**** MATERIAL
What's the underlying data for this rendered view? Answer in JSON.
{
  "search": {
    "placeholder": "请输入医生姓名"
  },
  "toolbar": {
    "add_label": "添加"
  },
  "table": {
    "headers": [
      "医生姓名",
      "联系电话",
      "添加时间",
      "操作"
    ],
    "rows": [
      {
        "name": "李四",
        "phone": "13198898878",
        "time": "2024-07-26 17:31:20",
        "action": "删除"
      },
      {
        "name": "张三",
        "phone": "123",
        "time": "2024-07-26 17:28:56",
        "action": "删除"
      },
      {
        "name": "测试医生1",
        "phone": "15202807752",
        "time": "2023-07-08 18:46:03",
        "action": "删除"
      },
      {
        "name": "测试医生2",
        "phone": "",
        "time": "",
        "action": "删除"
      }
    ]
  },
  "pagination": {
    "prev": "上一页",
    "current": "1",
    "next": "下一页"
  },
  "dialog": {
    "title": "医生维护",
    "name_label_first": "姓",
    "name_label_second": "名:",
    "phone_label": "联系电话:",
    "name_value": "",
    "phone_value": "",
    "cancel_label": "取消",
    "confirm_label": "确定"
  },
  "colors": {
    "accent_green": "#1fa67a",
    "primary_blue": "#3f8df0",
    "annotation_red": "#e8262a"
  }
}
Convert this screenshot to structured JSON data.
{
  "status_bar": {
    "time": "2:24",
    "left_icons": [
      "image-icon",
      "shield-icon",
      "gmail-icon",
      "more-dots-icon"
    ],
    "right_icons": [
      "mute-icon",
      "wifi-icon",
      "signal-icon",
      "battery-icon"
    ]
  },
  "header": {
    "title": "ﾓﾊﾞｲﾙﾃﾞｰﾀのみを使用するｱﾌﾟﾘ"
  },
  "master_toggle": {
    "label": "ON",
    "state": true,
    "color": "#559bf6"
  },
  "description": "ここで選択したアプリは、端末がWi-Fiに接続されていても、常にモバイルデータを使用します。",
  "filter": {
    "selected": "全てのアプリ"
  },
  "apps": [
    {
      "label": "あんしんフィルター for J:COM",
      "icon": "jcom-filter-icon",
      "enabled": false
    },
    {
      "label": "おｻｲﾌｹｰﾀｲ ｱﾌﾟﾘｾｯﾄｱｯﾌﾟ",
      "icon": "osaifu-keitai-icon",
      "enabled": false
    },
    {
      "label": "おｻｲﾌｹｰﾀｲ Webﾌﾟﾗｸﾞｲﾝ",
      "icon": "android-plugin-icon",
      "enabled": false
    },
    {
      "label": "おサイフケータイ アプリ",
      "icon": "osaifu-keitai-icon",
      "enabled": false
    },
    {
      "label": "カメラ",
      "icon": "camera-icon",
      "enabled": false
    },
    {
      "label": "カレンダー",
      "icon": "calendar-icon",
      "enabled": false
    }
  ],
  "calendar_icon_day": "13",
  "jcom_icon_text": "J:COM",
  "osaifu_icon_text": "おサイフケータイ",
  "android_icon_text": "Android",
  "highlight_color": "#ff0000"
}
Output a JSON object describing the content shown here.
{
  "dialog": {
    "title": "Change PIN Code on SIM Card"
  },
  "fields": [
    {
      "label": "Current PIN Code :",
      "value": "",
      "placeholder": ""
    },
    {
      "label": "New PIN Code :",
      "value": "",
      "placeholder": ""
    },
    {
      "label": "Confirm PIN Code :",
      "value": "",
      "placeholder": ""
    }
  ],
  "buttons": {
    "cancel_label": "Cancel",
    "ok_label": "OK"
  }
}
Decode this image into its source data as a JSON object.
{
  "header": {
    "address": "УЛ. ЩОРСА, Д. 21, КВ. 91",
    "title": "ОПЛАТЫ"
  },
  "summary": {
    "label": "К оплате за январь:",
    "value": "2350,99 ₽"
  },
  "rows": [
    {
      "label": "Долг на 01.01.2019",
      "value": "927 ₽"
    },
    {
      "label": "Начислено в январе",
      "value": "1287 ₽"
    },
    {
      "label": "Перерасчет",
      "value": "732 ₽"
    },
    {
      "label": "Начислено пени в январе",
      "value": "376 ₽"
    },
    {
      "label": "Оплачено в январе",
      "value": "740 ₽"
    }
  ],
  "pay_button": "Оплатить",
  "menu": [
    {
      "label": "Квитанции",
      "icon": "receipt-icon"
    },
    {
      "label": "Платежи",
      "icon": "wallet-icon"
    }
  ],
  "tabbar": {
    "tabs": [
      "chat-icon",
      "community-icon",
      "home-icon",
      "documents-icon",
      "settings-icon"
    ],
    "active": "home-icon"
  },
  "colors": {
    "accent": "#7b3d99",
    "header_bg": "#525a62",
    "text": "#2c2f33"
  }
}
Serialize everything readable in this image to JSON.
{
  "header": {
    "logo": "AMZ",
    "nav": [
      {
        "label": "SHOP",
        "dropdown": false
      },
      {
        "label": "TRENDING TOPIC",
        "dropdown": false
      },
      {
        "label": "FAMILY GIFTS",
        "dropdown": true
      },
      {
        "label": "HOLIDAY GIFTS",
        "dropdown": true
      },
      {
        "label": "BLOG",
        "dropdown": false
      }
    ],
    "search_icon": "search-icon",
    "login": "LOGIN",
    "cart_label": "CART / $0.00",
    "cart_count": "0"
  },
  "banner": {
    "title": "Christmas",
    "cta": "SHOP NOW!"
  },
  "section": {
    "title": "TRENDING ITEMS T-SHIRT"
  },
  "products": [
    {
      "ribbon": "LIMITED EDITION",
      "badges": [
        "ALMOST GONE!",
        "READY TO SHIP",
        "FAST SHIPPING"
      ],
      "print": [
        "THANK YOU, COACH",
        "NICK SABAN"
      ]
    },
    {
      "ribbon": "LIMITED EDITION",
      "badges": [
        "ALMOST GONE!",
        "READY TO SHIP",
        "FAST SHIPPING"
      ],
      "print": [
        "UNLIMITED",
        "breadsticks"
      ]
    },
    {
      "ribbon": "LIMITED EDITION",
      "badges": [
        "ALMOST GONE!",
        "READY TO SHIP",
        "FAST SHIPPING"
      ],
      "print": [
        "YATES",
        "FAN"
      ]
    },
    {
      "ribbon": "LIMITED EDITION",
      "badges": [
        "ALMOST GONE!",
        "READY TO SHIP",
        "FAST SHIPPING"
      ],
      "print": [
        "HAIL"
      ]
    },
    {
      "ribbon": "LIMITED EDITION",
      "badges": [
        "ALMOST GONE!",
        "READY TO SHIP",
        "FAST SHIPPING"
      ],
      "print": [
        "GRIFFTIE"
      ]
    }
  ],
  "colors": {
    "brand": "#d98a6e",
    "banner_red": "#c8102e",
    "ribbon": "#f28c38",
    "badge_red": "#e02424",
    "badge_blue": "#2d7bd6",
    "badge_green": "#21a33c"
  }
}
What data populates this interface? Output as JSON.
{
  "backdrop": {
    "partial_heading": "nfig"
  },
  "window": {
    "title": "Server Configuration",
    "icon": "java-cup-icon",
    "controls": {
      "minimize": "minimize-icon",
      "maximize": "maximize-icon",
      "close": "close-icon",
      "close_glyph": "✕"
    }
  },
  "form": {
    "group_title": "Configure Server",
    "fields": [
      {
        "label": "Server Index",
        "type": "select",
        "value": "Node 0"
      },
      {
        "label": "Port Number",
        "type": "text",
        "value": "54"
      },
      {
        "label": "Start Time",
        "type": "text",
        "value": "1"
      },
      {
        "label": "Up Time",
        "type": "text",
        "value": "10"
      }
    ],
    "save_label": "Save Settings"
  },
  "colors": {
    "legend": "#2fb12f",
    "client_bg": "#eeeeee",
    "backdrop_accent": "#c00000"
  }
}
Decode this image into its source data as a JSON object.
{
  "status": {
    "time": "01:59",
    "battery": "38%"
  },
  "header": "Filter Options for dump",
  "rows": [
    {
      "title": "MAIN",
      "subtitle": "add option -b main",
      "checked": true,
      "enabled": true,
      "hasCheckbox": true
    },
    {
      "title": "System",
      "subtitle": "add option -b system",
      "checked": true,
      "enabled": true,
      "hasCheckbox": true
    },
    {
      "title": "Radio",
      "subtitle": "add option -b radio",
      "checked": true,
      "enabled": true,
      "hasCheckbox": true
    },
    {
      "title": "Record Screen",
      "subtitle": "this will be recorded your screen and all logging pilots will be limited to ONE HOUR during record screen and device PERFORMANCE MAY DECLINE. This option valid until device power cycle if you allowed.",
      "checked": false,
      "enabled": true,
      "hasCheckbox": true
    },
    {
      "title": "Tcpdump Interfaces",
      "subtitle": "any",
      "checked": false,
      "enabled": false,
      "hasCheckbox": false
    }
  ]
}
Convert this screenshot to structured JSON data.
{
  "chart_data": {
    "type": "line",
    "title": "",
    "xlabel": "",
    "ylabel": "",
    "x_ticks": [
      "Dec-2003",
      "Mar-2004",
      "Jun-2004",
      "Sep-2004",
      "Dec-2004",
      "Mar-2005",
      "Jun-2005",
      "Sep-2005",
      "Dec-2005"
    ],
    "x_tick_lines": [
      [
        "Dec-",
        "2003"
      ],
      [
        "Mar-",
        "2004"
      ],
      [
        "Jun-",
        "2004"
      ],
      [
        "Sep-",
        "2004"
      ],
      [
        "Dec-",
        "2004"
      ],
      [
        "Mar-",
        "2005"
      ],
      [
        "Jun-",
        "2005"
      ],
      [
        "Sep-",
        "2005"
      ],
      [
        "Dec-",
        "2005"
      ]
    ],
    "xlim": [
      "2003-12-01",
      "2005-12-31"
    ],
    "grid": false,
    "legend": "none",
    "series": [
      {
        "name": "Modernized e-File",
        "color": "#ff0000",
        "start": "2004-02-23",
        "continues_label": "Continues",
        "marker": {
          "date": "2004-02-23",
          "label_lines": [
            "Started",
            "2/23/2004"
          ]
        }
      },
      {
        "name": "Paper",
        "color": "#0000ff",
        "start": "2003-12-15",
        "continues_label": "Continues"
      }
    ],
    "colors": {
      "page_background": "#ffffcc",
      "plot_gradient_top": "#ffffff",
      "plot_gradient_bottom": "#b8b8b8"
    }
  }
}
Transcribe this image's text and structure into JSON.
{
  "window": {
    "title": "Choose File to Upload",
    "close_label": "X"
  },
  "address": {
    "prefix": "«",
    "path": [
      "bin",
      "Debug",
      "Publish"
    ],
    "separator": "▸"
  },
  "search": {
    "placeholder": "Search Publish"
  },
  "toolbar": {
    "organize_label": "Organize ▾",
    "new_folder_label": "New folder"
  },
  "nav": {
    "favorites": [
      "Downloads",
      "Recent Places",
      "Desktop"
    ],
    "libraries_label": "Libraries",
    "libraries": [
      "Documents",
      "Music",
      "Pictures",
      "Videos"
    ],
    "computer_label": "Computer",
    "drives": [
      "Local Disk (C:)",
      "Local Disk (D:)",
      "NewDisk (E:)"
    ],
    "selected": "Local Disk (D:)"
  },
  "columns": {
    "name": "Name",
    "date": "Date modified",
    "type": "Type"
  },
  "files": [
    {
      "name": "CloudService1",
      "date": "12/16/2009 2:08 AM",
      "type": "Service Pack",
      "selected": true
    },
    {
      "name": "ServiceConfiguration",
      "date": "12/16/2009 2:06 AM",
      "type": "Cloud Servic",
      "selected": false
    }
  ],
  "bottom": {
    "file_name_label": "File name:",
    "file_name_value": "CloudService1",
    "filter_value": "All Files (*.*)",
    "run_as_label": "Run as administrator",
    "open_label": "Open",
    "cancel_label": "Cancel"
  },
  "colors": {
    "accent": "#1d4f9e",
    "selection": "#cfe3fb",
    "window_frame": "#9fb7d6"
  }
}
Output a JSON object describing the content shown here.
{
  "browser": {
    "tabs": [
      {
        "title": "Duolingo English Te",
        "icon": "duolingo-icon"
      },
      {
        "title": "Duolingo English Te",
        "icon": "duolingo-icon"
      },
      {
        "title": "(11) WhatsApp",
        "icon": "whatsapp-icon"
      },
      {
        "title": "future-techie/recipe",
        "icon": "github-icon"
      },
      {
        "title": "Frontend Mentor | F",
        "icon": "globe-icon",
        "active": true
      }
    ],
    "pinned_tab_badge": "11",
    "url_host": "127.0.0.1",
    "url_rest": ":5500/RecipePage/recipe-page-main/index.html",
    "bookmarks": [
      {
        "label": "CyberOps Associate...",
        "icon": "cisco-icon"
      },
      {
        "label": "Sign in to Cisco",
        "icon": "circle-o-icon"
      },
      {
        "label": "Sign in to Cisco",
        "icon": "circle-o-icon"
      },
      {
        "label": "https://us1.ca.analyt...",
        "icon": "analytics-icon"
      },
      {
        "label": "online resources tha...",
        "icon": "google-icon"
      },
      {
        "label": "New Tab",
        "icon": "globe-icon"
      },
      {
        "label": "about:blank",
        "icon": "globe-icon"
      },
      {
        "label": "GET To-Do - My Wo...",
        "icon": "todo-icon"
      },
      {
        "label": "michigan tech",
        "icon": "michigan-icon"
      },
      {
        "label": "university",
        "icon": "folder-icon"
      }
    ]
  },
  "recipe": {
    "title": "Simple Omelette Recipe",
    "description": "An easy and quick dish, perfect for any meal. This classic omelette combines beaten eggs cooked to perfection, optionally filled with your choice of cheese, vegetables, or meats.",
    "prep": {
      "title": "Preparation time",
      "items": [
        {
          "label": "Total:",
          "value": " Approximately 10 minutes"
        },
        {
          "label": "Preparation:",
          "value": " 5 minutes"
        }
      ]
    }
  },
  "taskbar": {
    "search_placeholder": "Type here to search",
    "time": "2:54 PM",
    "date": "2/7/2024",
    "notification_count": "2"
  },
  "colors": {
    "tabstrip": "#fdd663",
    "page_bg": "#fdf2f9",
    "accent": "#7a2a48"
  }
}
********
**BRIEF**
List all lines in the material containing the string "おサイフケータイ".

**OUTPUT FOR THIS TASK**
      "label": "おサイフケータイ アプリ",
  "osaifu_icon_text": "おサイフケータイ",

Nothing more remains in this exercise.